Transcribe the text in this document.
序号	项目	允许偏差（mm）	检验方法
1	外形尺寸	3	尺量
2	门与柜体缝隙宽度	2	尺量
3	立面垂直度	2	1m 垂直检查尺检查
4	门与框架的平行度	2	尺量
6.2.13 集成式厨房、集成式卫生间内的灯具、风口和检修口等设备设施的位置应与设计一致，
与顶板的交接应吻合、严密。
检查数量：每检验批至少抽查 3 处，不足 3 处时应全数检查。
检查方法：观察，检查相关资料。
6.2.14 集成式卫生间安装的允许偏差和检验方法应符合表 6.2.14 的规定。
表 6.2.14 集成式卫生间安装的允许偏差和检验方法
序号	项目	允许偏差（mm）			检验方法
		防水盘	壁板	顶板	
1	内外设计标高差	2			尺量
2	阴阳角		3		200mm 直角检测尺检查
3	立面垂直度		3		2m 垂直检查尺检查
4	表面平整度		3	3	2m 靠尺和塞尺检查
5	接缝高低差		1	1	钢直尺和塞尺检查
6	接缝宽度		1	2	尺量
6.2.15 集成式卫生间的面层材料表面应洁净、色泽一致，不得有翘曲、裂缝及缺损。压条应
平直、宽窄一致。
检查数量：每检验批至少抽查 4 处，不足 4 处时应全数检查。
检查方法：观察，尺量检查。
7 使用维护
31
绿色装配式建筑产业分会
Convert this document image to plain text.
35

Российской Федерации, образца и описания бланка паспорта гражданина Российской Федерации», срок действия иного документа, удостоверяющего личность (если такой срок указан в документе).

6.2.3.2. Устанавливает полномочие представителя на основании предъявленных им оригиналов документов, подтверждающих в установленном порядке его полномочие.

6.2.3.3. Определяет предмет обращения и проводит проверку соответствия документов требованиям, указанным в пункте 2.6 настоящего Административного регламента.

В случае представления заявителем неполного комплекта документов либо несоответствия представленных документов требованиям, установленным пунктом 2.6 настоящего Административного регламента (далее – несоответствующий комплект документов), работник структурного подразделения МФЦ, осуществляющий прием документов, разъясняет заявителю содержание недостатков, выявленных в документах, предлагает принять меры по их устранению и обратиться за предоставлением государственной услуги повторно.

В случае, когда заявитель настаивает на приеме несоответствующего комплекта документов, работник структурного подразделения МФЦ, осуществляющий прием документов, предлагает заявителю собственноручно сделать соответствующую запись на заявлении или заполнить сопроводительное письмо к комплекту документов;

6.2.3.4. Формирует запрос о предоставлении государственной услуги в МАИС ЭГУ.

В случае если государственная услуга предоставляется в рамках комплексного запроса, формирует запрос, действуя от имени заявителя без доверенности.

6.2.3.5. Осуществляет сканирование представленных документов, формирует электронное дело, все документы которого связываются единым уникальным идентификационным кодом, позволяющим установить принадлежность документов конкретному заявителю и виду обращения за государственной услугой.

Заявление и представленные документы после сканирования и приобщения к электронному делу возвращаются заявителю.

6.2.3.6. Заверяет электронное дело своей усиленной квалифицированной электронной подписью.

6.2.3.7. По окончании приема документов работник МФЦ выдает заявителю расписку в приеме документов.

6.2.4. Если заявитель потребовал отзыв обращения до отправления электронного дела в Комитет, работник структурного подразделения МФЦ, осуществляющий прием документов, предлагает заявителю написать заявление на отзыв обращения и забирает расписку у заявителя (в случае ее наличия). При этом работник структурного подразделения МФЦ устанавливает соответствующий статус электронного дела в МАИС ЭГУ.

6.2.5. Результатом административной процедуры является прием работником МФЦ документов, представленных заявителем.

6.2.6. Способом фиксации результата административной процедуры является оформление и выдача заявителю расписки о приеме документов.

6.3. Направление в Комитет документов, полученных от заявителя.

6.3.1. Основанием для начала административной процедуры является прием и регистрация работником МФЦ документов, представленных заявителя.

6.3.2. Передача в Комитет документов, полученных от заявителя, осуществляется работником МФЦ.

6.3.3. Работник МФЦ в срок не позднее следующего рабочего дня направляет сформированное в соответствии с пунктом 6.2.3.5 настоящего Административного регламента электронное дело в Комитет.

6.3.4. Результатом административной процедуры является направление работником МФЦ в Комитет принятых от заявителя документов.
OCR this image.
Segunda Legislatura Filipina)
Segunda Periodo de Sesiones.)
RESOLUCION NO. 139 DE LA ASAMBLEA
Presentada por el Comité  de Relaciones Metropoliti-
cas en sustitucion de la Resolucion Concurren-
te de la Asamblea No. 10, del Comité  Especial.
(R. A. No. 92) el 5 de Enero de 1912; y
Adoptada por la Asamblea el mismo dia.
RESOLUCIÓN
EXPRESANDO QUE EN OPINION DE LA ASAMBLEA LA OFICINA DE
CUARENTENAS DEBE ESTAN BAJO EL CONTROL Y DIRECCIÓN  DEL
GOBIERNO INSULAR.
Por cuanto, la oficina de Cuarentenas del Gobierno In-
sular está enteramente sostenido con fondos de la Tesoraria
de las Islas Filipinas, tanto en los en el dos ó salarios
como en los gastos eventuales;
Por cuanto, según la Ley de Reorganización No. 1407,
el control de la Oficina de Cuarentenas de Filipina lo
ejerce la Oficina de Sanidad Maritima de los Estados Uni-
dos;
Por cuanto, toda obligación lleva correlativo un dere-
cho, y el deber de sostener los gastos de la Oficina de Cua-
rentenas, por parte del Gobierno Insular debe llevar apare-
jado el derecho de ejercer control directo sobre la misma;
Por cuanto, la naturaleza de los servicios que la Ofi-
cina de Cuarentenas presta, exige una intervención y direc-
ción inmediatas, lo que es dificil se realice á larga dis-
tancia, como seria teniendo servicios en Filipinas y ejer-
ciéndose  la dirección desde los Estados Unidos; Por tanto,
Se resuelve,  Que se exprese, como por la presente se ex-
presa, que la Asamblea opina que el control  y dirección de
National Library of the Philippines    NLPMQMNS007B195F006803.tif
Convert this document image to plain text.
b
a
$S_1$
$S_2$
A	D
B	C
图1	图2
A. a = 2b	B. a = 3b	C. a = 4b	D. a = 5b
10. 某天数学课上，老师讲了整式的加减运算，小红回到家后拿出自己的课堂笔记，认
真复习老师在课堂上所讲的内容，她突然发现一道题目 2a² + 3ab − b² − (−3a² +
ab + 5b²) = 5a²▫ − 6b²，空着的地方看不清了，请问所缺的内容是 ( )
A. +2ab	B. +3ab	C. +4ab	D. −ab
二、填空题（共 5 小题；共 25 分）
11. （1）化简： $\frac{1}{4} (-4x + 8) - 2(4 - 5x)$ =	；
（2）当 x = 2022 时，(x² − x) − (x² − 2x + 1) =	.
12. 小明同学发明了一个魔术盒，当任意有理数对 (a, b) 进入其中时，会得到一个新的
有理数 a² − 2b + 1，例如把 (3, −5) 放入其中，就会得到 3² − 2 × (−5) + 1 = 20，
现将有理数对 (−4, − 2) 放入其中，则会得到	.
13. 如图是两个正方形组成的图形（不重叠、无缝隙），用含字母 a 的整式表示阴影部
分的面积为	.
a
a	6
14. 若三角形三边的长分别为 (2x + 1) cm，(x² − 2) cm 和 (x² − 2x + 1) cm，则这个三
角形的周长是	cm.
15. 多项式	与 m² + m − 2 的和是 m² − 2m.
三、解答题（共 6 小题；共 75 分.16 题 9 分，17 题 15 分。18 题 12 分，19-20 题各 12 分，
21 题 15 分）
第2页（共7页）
= = = = =
Extract the whole listing, character for character.

# Finished task:
Transcribe the text in this document.
序号	项目	允许偏差（mm）	检验方法
1	外形尺寸	3	尺量
2	门与柜体缝隙宽度	2	尺量
3	立面垂直度	2	1m 垂直检查尺检查
4	门与框架的平行度	2	尺量
6.2.13 集成式厨房、集成式卫生间内的灯具、风口和检修口等设备设施的位置应与设计一致，
与顶板的交接应吻合、严密。
检查数量：每检验批至少抽查 3 处，不足 3 处时应全数检查。
检查方法：观察，检查相关资料。
6.2.14 集成式卫生间安装的允许偏差和检验方法应符合表 6.2.14 的规定。
表 6.2.14 集成式卫生间安装的允许偏差和检验方法
序号	项目	允许偏差（mm）			检验方法
		防水盘	壁板	顶板	
1	内外设计标高差	2			尺量
2	阴阳角		3		200mm 直角检测尺检查
3	立面垂直度		3		2m 垂直检查尺检查
4	表面平整度		3	3	2m 靠尺和塞尺检查
5	接缝高低差		1	1	钢直尺和塞尺检查
6	接缝宽度		1	2	尺量
6.2.15 集成式卫生间的面层材料表面应洁净、色泽一致，不得有翘曲、裂缝及缺损。压条应
平直、宽窄一致。
检查数量：每检验批至少抽查 4 处，不足 4 处时应全数检查。
检查方法：观察，尺量检查。
7 使用维护
31
绿色装配式建筑产业分会
Convert this document image to plain text.
35

Российской Федерации, образца и описания бланка паспорта гражданина Российской Федерации», срок действия иного документа, удостоверяющего личность (если такой срок указан в документе).

6.2.3.2. Устанавливает полномочие представителя на основании предъявленных им оригиналов документов, подтверждающих в установленном порядке его полномочие.

6.2.3.3. Определяет предмет обращения и проводит проверку соответствия документов требованиям, указанным в пункте 2.6 настоящего Административного регламента.

В случае представления заявителем неполного комплекта документов либо несоответствия представленных документов требованиям, установленным пунктом 2.6 настоящего Административного регламента (далее – несоответствующий комплект документов), работник структурного подразделения МФЦ, осуществляющий прием документов, разъясняет заявителю содержание недостатков, выявленных в документах, предлагает принять меры по их устранению и обратиться за предоставлением государственной услуги повторно.

В случае, когда заявитель настаивает на приеме несоответствующего комплекта документов, работник структурного подразделения МФЦ, осуществляющий прием документов, предлагает заявителю собственноручно сделать соответствующую запись на заявлении или заполнить сопроводительное письмо к комплекту документов;

6.2.3.4. Формирует запрос о предоставлении государственной услуги в МАИС ЭГУ.

В случае если государственная услуга предоставляется в рамках комплексного запроса, формирует запрос, действуя от имени заявителя без доверенности.

6.2.3.5. Осуществляет сканирование представленных документов, формирует электронное дело, все документы которого связываются единым уникальным идентификационным кодом, позволяющим установить принадлежность документов конкретному заявителю и виду обращения за государственной услугой.

Заявление и представленные документы после сканирования и приобщения к электронному делу возвращаются заявителю.

6.2.3.6. Заверяет электронное дело своей усиленной квалифицированной электронной подписью.

6.2.3.7. По окончании приема документов работник МФЦ выдает заявителю расписку в приеме документов.

6.2.4. Если заявитель потребовал отзыв обращения до отправления электронного дела в Комитет, работник структурного подразделения МФЦ, осуществляющий прием документов, предлагает заявителю написать заявление на отзыв обращения и забирает расписку у заявителя (в случае ее наличия). При этом работник структурного подразделения МФЦ устанавливает соответствующий статус электронного дела в МАИС ЭГУ.

6.2.5. Результатом административной процедуры является прием работником МФЦ документов, представленных заявителем.

6.2.6. Способом фиксации результата административной процедуры является оформление и выдача заявителю расписки о приеме документов.

6.3. Направление в Комитет документов, полученных от заявителя.

6.3.1. Основанием для начала административной процедуры является прием и регистрация работником МФЦ документов, представленных заявителя.

6.3.2. Передача в Комитет документов, полученных от заявителя, осуществляется работником МФЦ.

6.3.3. Работник МФЦ в срок не позднее следующего рабочего дня направляет сформированное в соответствии с пунктом 6.2.3.5 настоящего Административного регламента электронное дело в Комитет.

6.3.4. Результатом административной процедуры является направление работником МФЦ в Комитет принятых от заявителя документов.
OCR this image.
Segunda Legislatura Filipina)
Segunda Periodo de Sesiones.)
RESOLUCION NO. 139 DE LA ASAMBLEA
Presentada por el Comité  de Relaciones Metropoliti-
cas en sustitucion de la Resolucion Concurren-
te de la Asamblea No. 10, del Comité  Especial.
(R. A. No. 92) el 5 de Enero de 1912; y
Adoptada por la Asamblea el mismo dia.
RESOLUCIÓN
EXPRESANDO QUE EN OPINION DE LA ASAMBLEA LA OFICINA DE
CUARENTENAS DEBE ESTAN BAJO EL CONTROL Y DIRECCIÓN  DEL
GOBIERNO INSULAR.
Por cuanto, la oficina de Cuarentenas del Gobierno In-
sular está enteramente sostenido con fondos de la Tesoraria
de las Islas Filipinas, tanto en los en el dos ó salarios
como en los gastos eventuales;
Por cuanto, según la Ley de Reorganización No. 1407,
el control de la Oficina de Cuarentenas de Filipina lo
ejerce la Oficina de Sanidad Maritima de los Estados Uni-
dos;
Por cuanto, toda obligación lleva correlativo un dere-
cho, y el deber de sostener los gastos de la Oficina de Cua-
rentenas, por parte del Gobierno Insular debe llevar apare-
jado el derecho de ejercer control directo sobre la misma;
Por cuanto, la naturaleza de los servicios que la Ofi-
cina de Cuarentenas presta, exige una intervención y direc-
ción inmediatas, lo que es dificil se realice á larga dis-
tancia, como seria teniendo servicios en Filipinas y ejer-
ciéndose  la dirección desde los Estados Unidos; Por tanto,
Se resuelve,  Que se exprese, como por la presente se ex-
presa, que la Asamblea opina que el control  y dirección de
National Library of the Philippines    NLPMQMNS007B195F006803.tif
Convert this document image to plain text.
b
a
$S_1$
$S_2$
A	D
B	C
图1	图2
A. a = 2b	B. a = 3b	C. a = 4b	D. a = 5b
10. 某天数学课上，老师讲了整式的加减运算，小红回到家后拿出自己的课堂笔记，认
真复习老师在课堂上所讲的内容，她突然发现一道题目 2a² + 3ab − b² − (−3a² +
ab + 5b²) = 5a²▫ − 6b²，空着的地方看不清了，请问所缺的内容是 ( )
A. +2ab	B. +3ab	C. +4ab	D. −ab
二、填空题（共 5 小题；共 25 分）
11. （1）化简： $\frac{1}{4} (-4x + 8) - 2(4 - 5x)$ =	；
（2）当 x = 2022 时，(x² − x) − (x² − 2x + 1) =	.
12. 小明同学发明了一个魔术盒，当任意有理数对 (a, b) 进入其中时，会得到一个新的
有理数 a² − 2b + 1，例如把 (3, −5) 放入其中，就会得到 3² − 2 × (−5) + 1 = 20，
现将有理数对 (−4, − 2) 放入其中，则会得到	.
13. 如图是两个正方形组成的图形（不重叠、无缝隙），用含字母 a 的整式表示阴影部
分的面积为	.
a
a	6
14. 若三角形三边的长分别为 (2x + 1) cm，(x² − 2) cm 和 (x² − 2x + 1) cm，则这个三
角形的周长是	cm.
15. 多项式	与 m² + m − 2 的和是 m² − 2m.
三、解答题（共 6 小题；共 75 分.16 题 9 分，17 题 15 分。18 题 12 分，19-20 题各 12 分，
21 题 15 分）
第2页（共7页）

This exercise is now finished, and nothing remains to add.